■ **Set problem**
Exclude all pictures, then copy each of the records exactly as written.
:: Rows ::
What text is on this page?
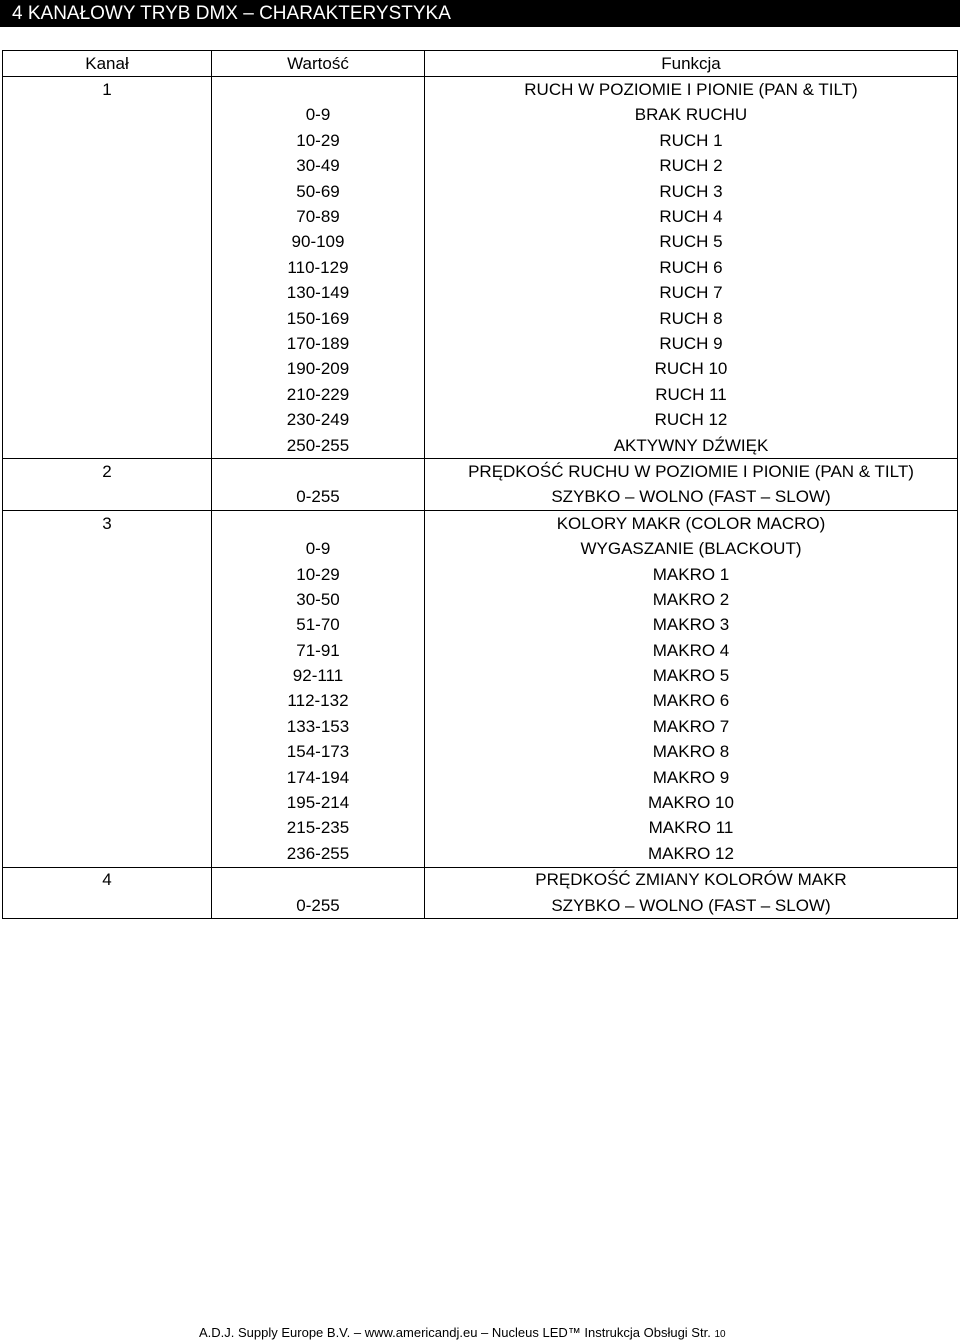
4 KANAŁOWY TRYB DMX – CHARAKTERYSTYKA
Kanał	Wartość	Funkcja
1		RUCH W POZIOMIE I PIONIE (PAN & TILT)
	0-9	BRAK RUCHU
	10-29	RUCH 1
	30-49	RUCH 2
	50-69	RUCH 3
	70-89	RUCH 4
	90-109	RUCH 5
	110-129	RUCH 6
	130-149	RUCH 7
	150-169	RUCH 8
	170-189	RUCH 9
	190-209	RUCH 10
	210-229	RUCH 11
	230-249	RUCH 12
	250-255	AKTYWNY DŹWIĘK
2		PRĘDKOŚĆ RUCHU W POZIOMIE I PIONIE (PAN & TILT)
	0-255	SZYBKO – WOLNO (FAST – SLOW)
3		KOLORY MAKR (COLOR MACRO)
	0-9	WYGASZANIE (BLACKOUT)
	10-29	MAKRO 1
	30-50	MAKRO 2
	51-70	MAKRO 3
	71-91	MAKRO 4
	92-111	MAKRO 5
	112-132	MAKRO 6
	133-153	MAKRO 7
	154-173	MAKRO 8
	174-194	MAKRO 9
	195-214	MAKRO 10
	215-235	MAKRO 11
	236-255	MAKRO 12
4		PRĘDKOŚĆ ZMIANY KOLORÓW MAKR
	0-255	SZYBKO – WOLNO (FAST – SLOW)
A.D.J. Supply Europe B.V. – www.americandj.eu – Nucleus LED™ Instrukcja Obsługi Str. 10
:::
■ **Written solution**
What text is on this page?
4 KANAŁOWY TRYB DMX – CHARAKTERYSTYKA
Kanał	Wartość	Funkcja
1		RUCH W POZIOMIE I PIONIE (PAN & TILT)
	0-9	BRAK RUCHU
	10-29	RUCH 1
	30-49	RUCH 2
	50-69	RUCH 3
	70-89	RUCH 4
	90-109	RUCH 5
	110-129	RUCH 6
	130-149	RUCH 7
	150-169	RUCH 8
	170-189	RUCH 9
	190-209	RUCH 10
	210-229	RUCH 11
	230-249	RUCH 12
	250-255	AKTYWNY DŹWIĘK
2		PRĘDKOŚĆ RUCHU W POZIOMIE I PIONIE (PAN & TILT)
	0-255	SZYBKO – WOLNO (FAST – SLOW)
3		KOLORY MAKR (COLOR MACRO)
	0-9	WYGASZANIE (BLACKOUT)
	10-29	MAKRO 1
	30-50	MAKRO 2
	51-70	MAKRO 3
	71-91	MAKRO 4
	92-111	MAKRO 5
	112-132	MAKRO 6
	133-153	MAKRO 7
	154-173	MAKRO 8
	174-194	MAKRO 9
	195-214	MAKRO 10
	215-235	MAKRO 11
	236-255	MAKRO 12
4		PRĘDKOŚĆ ZMIANY KOLORÓW MAKR
	0-255	SZYBKO – WOLNO (FAST – SLOW)
A.D.J. Supply Europe B.V. – www.americandj.eu – Nucleus LED™ Instrukcja Obsługi Str. 10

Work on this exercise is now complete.